■ PAGE TEXT:
The NCAA: Poster Boy for Corruption and Exploitation

The NCAA: Poster Boy for Corruption and Exploitation

The NCAA: Poster Boy for Corruption and Exploitation

The annual hoops hysteria known as March Madness generates a tidal wave of revenue—but the players don’t receive a dime of it.


President of the National Collegiate Athletic Association (NCAA) Mark Emmert (back L) speaks near Executive Committee Chairman Ed Ray during a news conference at the NCAA headquarters in Indianapolis July 23, 2012.   Reuters/Brent Smith

It’s time for that period of breathless college-hoops hysteria known as March Madness. It’s time for bracketology, Final Four predictions, office pools and the gambling of billions of dollars, legal and illegal. What will go largely unnoted is the fact that kids, ranging in age from 18 to 22 and branded with corporate logos, are producing this tidal wave of revenue—and they’re not receiving a dime of it.

Welcome to the National Collegiate Athletic Association (NCAA) in the twenty-first century, about as corrupt and mangled an institution as exists in the United States. At palatial college stadiums across the country, players are covered in more ads than stock cars and generate billions of dollars, all to the roar of millions of fans for whom college sports are tantamount to religion. One problem cannot be tackled without the other: the same system that spends so much on revenue-generating sports and is the stage of the sports world’s most egregious scandals, from Notre Dame to Penn State, also exploits athletes to a degree that renders such scandals inevitable.

■ DATASET ENTRIES:
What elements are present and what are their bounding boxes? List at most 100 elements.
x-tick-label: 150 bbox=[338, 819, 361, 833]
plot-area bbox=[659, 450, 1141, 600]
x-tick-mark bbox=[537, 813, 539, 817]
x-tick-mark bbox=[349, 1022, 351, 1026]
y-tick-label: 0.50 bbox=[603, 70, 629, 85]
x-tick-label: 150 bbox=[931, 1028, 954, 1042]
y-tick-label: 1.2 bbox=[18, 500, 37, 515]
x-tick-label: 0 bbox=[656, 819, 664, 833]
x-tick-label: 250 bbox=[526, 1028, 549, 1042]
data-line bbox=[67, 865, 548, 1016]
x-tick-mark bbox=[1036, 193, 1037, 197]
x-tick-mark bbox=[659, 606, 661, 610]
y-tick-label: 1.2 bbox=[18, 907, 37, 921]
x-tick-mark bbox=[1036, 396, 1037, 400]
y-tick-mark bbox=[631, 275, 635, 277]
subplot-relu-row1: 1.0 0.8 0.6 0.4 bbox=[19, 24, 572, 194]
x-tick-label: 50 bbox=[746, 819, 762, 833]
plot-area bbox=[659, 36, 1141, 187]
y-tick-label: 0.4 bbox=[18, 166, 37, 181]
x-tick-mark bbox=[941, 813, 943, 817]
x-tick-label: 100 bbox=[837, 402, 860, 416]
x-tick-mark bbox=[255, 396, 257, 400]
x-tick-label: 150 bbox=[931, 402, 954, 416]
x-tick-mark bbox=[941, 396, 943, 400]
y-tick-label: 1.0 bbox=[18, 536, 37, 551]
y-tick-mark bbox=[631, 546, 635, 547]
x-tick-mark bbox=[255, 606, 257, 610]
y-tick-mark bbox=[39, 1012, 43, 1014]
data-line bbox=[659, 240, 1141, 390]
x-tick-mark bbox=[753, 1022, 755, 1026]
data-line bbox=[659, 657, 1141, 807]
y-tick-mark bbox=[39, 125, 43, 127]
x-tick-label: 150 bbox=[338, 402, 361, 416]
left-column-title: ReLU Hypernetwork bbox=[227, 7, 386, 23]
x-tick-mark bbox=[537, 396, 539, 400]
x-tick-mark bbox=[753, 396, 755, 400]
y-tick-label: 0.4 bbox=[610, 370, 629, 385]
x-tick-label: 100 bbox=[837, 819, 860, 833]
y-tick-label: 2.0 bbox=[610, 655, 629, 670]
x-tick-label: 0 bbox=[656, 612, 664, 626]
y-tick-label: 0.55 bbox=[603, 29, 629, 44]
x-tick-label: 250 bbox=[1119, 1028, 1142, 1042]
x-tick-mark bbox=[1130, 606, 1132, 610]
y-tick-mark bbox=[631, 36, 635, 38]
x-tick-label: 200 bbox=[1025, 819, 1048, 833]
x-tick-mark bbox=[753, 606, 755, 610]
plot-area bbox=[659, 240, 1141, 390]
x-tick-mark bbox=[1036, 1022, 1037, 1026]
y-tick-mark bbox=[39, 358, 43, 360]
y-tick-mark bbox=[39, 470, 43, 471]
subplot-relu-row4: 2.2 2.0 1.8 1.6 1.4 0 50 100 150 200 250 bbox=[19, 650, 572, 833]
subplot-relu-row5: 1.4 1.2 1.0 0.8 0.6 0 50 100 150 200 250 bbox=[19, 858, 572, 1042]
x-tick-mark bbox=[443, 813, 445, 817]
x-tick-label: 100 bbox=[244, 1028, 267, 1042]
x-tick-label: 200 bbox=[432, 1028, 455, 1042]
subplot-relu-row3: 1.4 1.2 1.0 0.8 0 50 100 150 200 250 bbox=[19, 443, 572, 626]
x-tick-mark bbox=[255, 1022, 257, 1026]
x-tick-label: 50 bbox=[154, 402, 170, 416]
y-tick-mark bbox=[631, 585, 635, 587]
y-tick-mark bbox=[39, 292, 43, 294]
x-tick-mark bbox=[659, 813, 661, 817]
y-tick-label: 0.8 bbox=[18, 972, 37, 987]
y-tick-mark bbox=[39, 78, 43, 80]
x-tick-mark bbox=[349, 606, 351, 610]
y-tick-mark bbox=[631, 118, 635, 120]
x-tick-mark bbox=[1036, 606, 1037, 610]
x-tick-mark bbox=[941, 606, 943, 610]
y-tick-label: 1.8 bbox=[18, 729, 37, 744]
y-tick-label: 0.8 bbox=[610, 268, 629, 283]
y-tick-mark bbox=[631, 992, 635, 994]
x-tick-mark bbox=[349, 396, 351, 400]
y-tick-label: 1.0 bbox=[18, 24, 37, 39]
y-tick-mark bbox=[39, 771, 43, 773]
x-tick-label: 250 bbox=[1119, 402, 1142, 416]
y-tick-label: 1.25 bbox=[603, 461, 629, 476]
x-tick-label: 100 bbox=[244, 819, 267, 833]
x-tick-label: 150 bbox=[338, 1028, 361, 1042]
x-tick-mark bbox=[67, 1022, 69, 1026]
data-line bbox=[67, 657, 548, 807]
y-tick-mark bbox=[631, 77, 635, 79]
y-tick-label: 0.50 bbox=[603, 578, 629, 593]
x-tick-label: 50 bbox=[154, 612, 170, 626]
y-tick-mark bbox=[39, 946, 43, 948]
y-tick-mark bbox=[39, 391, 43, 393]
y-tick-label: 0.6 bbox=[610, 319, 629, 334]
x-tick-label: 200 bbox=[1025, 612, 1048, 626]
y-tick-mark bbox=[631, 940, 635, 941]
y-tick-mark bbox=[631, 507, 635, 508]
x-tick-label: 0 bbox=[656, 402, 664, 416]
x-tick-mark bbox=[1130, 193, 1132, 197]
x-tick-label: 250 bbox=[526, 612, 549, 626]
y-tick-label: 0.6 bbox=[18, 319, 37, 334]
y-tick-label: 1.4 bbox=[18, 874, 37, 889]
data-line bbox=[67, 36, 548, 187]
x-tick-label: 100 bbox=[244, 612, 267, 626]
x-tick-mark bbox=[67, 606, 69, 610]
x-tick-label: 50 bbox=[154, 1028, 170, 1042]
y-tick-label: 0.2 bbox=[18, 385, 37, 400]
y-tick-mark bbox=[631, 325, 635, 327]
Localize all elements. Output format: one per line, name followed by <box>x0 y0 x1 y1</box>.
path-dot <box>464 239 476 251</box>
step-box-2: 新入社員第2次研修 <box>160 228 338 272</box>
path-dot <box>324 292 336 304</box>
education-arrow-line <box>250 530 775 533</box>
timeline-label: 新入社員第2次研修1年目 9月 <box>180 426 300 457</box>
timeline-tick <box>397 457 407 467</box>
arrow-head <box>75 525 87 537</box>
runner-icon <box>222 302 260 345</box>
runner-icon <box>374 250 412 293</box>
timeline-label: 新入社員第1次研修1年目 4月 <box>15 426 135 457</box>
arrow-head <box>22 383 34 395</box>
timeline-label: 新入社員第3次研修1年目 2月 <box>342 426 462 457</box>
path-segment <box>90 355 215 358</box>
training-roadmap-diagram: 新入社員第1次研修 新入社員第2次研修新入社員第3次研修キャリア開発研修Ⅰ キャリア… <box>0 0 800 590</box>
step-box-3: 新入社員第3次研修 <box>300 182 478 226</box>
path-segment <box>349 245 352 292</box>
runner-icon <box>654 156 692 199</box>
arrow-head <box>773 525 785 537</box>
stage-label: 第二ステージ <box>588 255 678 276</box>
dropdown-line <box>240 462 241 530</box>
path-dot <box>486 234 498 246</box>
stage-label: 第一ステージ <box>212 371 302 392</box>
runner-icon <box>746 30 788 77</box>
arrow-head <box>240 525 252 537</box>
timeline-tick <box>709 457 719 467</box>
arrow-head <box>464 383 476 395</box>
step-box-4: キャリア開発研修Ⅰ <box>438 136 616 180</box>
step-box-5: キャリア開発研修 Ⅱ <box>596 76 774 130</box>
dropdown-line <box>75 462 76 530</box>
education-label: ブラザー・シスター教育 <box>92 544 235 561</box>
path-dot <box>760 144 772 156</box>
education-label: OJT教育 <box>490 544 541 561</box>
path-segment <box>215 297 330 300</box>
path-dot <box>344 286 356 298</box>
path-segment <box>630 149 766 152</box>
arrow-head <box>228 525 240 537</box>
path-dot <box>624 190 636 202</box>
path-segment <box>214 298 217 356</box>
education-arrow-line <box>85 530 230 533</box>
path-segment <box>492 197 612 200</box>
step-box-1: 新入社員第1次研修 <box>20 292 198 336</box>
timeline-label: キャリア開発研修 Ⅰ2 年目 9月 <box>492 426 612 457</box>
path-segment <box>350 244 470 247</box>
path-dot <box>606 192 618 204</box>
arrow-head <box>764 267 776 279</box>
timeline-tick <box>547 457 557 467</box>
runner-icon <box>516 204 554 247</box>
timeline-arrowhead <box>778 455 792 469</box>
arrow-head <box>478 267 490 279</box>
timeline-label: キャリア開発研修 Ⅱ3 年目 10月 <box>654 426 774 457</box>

■ STATED EXERCISE 1: Reproduce the listing verbatim, beginning at its first line and stopping after the line that contains "x-tick-label: 150 bbox=[338, 402, 361, 416]".
■ STATED EXERCISE 2: Continue the article on NCAA corruption and athlete exploitation from its last sentence.

■ EXPECTED ANSWER 1:
What elements are present and what are their bounding boxes? List at most 100 elements.
x-tick-label: 150 bbox=[338, 819, 361, 833]
plot-area bbox=[659, 450, 1141, 600]
x-tick-mark bbox=[537, 813, 539, 817]
x-tick-mark bbox=[349, 1022, 351, 1026]
y-tick-label: 0.50 bbox=[603, 70, 629, 85]
x-tick-label: 150 bbox=[931, 1028, 954, 1042]
y-tick-label: 1.2 bbox=[18, 500, 37, 515]
x-tick-label: 0 bbox=[656, 819, 664, 833]
x-tick-label: 250 bbox=[526, 1028, 549, 1042]
data-line bbox=[67, 865, 548, 1016]
x-tick-mark bbox=[1036, 193, 1037, 197]
x-tick-mark bbox=[659, 606, 661, 610]
y-tick-label: 1.2 bbox=[18, 907, 37, 921]
x-tick-mark bbox=[1036, 396, 1037, 400]
y-tick-mark bbox=[631, 275, 635, 277]
subplot-relu-row1: 1.0 0.8 0.6 0.4 bbox=[19, 24, 572, 194]
x-tick-label: 50 bbox=[746, 819, 762, 833]
plot-area bbox=[659, 36, 1141, 187]
y-tick-label: 0.4 bbox=[18, 166, 37, 181]
x-tick-mark bbox=[941, 813, 943, 817]
x-tick-label: 100 bbox=[837, 402, 860, 416]
x-tick-mark bbox=[255, 396, 257, 400]
x-tick-label: 150 bbox=[931, 402, 954, 416]
x-tick-mark bbox=[941, 396, 943, 400]
y-tick-label: 1.0 bbox=[18, 536, 37, 551]
y-tick-mark bbox=[631, 546, 635, 547]
x-tick-mark bbox=[255, 606, 257, 610]
y-tick-mark bbox=[39, 1012, 43, 1014]
data-line bbox=[659, 240, 1141, 390]
x-tick-mark bbox=[753, 1022, 755, 1026]
data-line bbox=[659, 657, 1141, 807]
y-tick-mark bbox=[39, 125, 43, 127]
x-tick-label: 150 bbox=[338, 402, 361, 416]

■ EXPECTED ANSWER 2:
A constant refrain by the yipping heads of the sports world is that the NCAA is on a toboggan ride toward change, which is being driven by financial pressures. In 2010, only twenty-two of the 120 football bowl subdivision schools made money from campus athletics, up from only fourteen the previous year. In a time of austerity, public universities preach, with a catch in their throat, that the revenue just isn’t there. So schools are realigning into different mega-conferences with the hope that this will provide enough money to maintain the status quo. But even the revenue-producing sport of football loses money.

If you look at top salaries, though, it’s hard to see much austerity. The numbers are mind-boggling: according to USA Today, salaries of new head football coaches at the bowl-eligible schools increased by 35 percent from 2011 to 2012. Average annual pay has ballooned to $1.64 million, an astonishing increase of more than 70 percent since 2006. This is all as tuition hikes, furloughs, layoffs and cuts in student aid have continued unabated. In an era of stagnating wages, compensation for coaching a college football team has risen like a booster’s adrenaline during bowl season. The question is how—not just how is this possible, given the stark economic realities of most universities, but how can schools be this shameless?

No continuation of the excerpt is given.